**BRIEF**
Every record that follows must be duplicated exactly, with images left out.

**INPUT MATERIAL**
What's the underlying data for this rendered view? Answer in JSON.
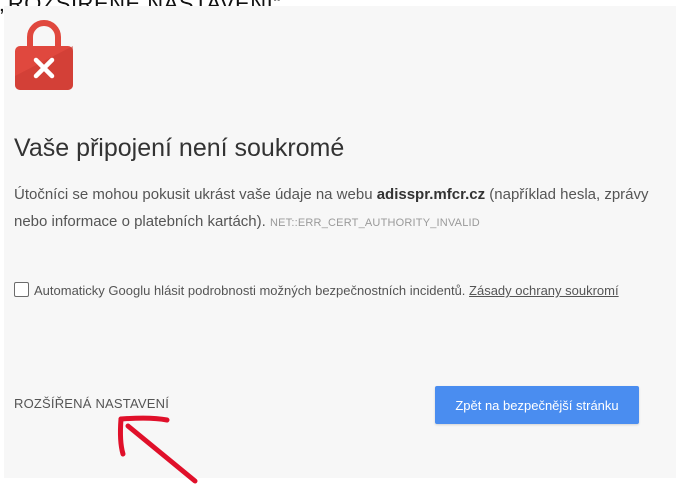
{
  "caption": "„ROZŠÍŘENÉ NASTAVENÍ“",
  "heading": "Vaše připojení není soukromé",
  "description": {
    "prefix": "Útočníci se mohou pokusit ukrást vaše údaje na webu ",
    "domain": "adisspr.mfcr.cz",
    "suffix": " (například hesla, zprávy nebo informace o platebních kartách). ",
    "error_code": "NET::ERR_CERT_AUTHORITY_INVALID"
  },
  "report": {
    "checked": false,
    "label": "Automaticky Googlu hlásit podrobnosti možných bezpečnostních incidentů. ",
    "link": "Zásady ochrany soukromí"
  },
  "advanced_label": "ROZŠÍŘENÁ NASTAVENÍ",
  "back_button_label": "Zpět na bezpečnější stránku",
  "colors": {
    "lock_red": "#e0483e",
    "button_blue": "#4a8df0",
    "arrow_red": "#e0102a",
    "text": "#555555"
  },
  "icons": {
    "lock": "lock-error-icon",
    "arrow": "hand-drawn-arrow"
  }
}
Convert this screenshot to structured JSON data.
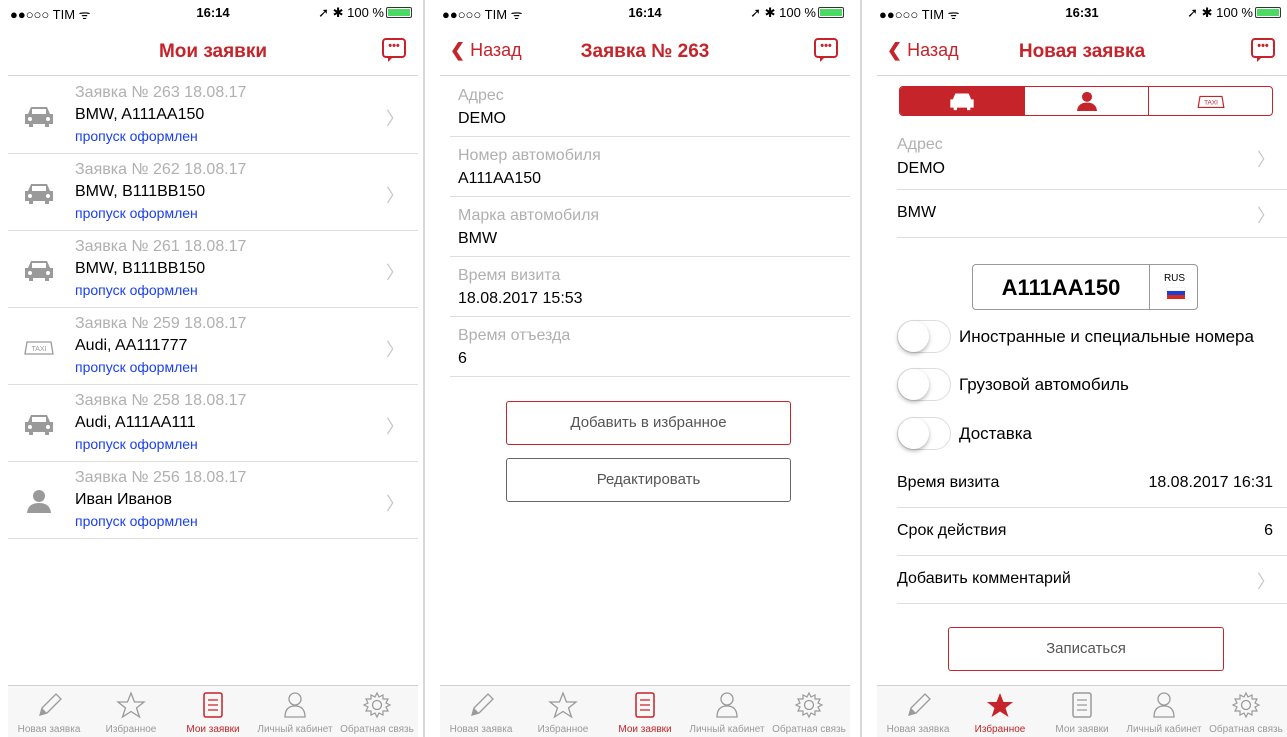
{
  "status": {
    "carrier": "●●○○○ TIM ᯤ",
    "s1_time": "16:14",
    "s2_time": "16:14",
    "s3_time": "16:31",
    "battery": "100 %",
    "arrow": "➚ ✱"
  },
  "screen1": {
    "title": "Мои заявки",
    "rows": [
      {
        "head": "Заявка № 263 18.08.17",
        "main": "BMW, A111AA150",
        "status": "пропуск оформлен",
        "icon": "car-icon"
      },
      {
        "head": "Заявка № 262 18.08.17",
        "main": "BMW, B111BB150",
        "status": "пропуск оформлен",
        "icon": "car-icon"
      },
      {
        "head": "Заявка № 261 18.08.17",
        "main": "BMW, B111BB150",
        "status": "пропуск оформлен",
        "icon": "car-icon"
      },
      {
        "head": "Заявка № 259 18.08.17",
        "main": "Audi, AA111777",
        "status": "пропуск оформлен",
        "icon": "taxi-icon"
      },
      {
        "head": "Заявка № 258 18.08.17",
        "main": "Audi, A111AA111",
        "status": "пропуск оформлен",
        "icon": "car-icon"
      },
      {
        "head": "Заявка № 256 18.08.17",
        "main": "Иван Иванов",
        "status": "пропуск оформлен",
        "icon": "person-icon"
      }
    ]
  },
  "screen2": {
    "back": "Назад",
    "title": "Заявка № 263",
    "fields": [
      {
        "label": "Адрес",
        "value": "DEMO"
      },
      {
        "label": "Номер автомобиля",
        "value": "A111AA150"
      },
      {
        "label": "Марка автомобиля",
        "value": "BMW"
      },
      {
        "label": "Время визита",
        "value": "18.08.2017 15:53"
      },
      {
        "label": "Время отъезда",
        "value": "6"
      }
    ],
    "btn_fav": "Добавить в избранное",
    "btn_edit": "Редактировать"
  },
  "screen3": {
    "back": "Назад",
    "title": "Новая заявка",
    "segments": [
      "car-icon",
      "person-icon",
      "taxi-icon"
    ],
    "selected_segment": 0,
    "taxi": "TAXI",
    "address_label": "Адрес",
    "address_value": "DEMO",
    "brand": "BMW",
    "plate": "A111AA150",
    "region": "RUS",
    "toggles": [
      {
        "label": "Иностранные и специальные номера",
        "on": false
      },
      {
        "label": "Грузовой автомобиль",
        "on": false
      },
      {
        "label": "Доставка",
        "on": false
      }
    ],
    "visit_label": "Время визита",
    "visit_value": "18.08.2017 16:31",
    "term_label": "Срок действия",
    "term_value": "6",
    "comment_label": "Добавить комментарий",
    "submit": "Записаться"
  },
  "tabs": [
    "Новая заявка",
    "Избранное",
    "Мои заявки",
    "Личный кабинет",
    "Обратная связь"
  ],
  "tabbar_active": {
    "s1": 2,
    "s2": 2,
    "s3": 1
  },
  "colors": {
    "accent": "#c4242a",
    "link": "#1a3ff0",
    "muted": "#b0b0b0"
  }
}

**EXERCISE OUTPUT**
What's the underlying data for this rendered view? Answer in JSON.
{
  "caption": "„ROZŠÍŘENÉ NASTAVENÍ“",
  "heading": "Vaše připojení není soukromé",
  "description": {
    "prefix": "Útočníci se mohou pokusit ukrást vaše údaje na webu ",
    "domain": "adisspr.mfcr.cz",
    "suffix": " (například hesla, zprávy nebo informace o platebních kartách). ",
    "error_code": "NET::ERR_CERT_AUTHORITY_INVALID"
  },
  "report": {
    "checked": false,
    "label": "Automaticky Googlu hlásit podrobnosti možných bezpečnostních incidentů. ",
    "link": "Zásady ochrany soukromí"
  },
  "advanced_label": "ROZŠÍŘENÁ NASTAVENÍ",
  "back_button_label": "Zpět na bezpečnější stránku",
  "colors": {
    "lock_red": "#e0483e",
    "button_blue": "#4a8df0",
    "arrow_red": "#e0102a",
    "text": "#555555"
  },
  "icons": {
    "lock": "lock-error-icon",
    "arrow": "hand-drawn-arrow"
  }
}
Convert this screenshot to structured JSON data.
{
  "status": {
    "carrier": "●●○○○ TIM ᯤ",
    "s1_time": "16:14",
    "s2_time": "16:14",
    "s3_time": "16:31",
    "battery": "100 %",
    "arrow": "➚ ✱"
  },
  "screen1": {
    "title": "Мои заявки",
    "rows": [
      {
        "head": "Заявка № 263 18.08.17",
        "main": "BMW, A111AA150",
        "status": "пропуск оформлен",
        "icon": "car-icon"
      },
      {
        "head": "Заявка № 262 18.08.17",
        "main": "BMW, B111BB150",
        "status": "пропуск оформлен",
        "icon": "car-icon"
      },
      {
        "head": "Заявка № 261 18.08.17",
        "main": "BMW, B111BB150",
        "status": "пропуск оформлен",
        "icon": "car-icon"
      },
      {
        "head": "Заявка № 259 18.08.17",
        "main": "Audi, AA111777",
        "status": "пропуск оформлен",
        "icon": "taxi-icon"
      },
      {
        "head": "Заявка № 258 18.08.17",
        "main": "Audi, A111AA111",
        "status": "пропуск оформлен",
        "icon": "car-icon"
      },
      {
        "head": "Заявка № 256 18.08.17",
        "main": "Иван Иванов",
        "status": "пропуск оформлен",
        "icon": "person-icon"
      }
    ]
  },
  "screen2": {
    "back": "Назад",
    "title": "Заявка № 263",
    "fields": [
      {
        "label": "Адрес",
        "value": "DEMO"
      },
      {
        "label": "Номер автомобиля",
        "value": "A111AA150"
      },
      {
        "label": "Марка автомобиля",
        "value": "BMW"
      },
      {
        "label": "Время визита",
        "value": "18.08.2017 15:53"
      },
      {
        "label": "Время отъезда",
        "value": "6"
      }
    ],
    "btn_fav": "Добавить в избранное",
    "btn_edit": "Редактировать"
  },
  "screen3": {
    "back": "Назад",
    "title": "Новая заявка",
    "segments": [
      "car-icon",
      "person-icon",
      "taxi-icon"
    ],
    "selected_segment": 0,
    "taxi": "TAXI",
    "address_label": "Адрес",
    "address_value": "DEMO",
    "brand": "BMW",
    "plate": "A111AA150",
    "region": "RUS",
    "toggles": [
      {
        "label": "Иностранные и специальные номера",
        "on": false
      },
      {
        "label": "Грузовой автомобиль",
        "on": false
      },
      {
        "label": "Доставка",
        "on": false
      }
    ],
    "visit_label": "Время визита",
    "visit_value": "18.08.2017 16:31",
    "term_label": "Срок действия",
    "term_value": "6",
    "comment_label": "Добавить комментарий",
    "submit": "Записаться"
  },
  "tabs": [
    "Новая заявка",
    "Избранное",
    "Мои заявки",
    "Личный кабинет",
    "Обратная связь"
  ],
  "tabbar_active": {
    "s1": 2,
    "s2": 2,
    "s3": 1
  },
  "colors": {
    "accent": "#c4242a",
    "link": "#1a3ff0",
    "muted": "#b0b0b0"
  }
}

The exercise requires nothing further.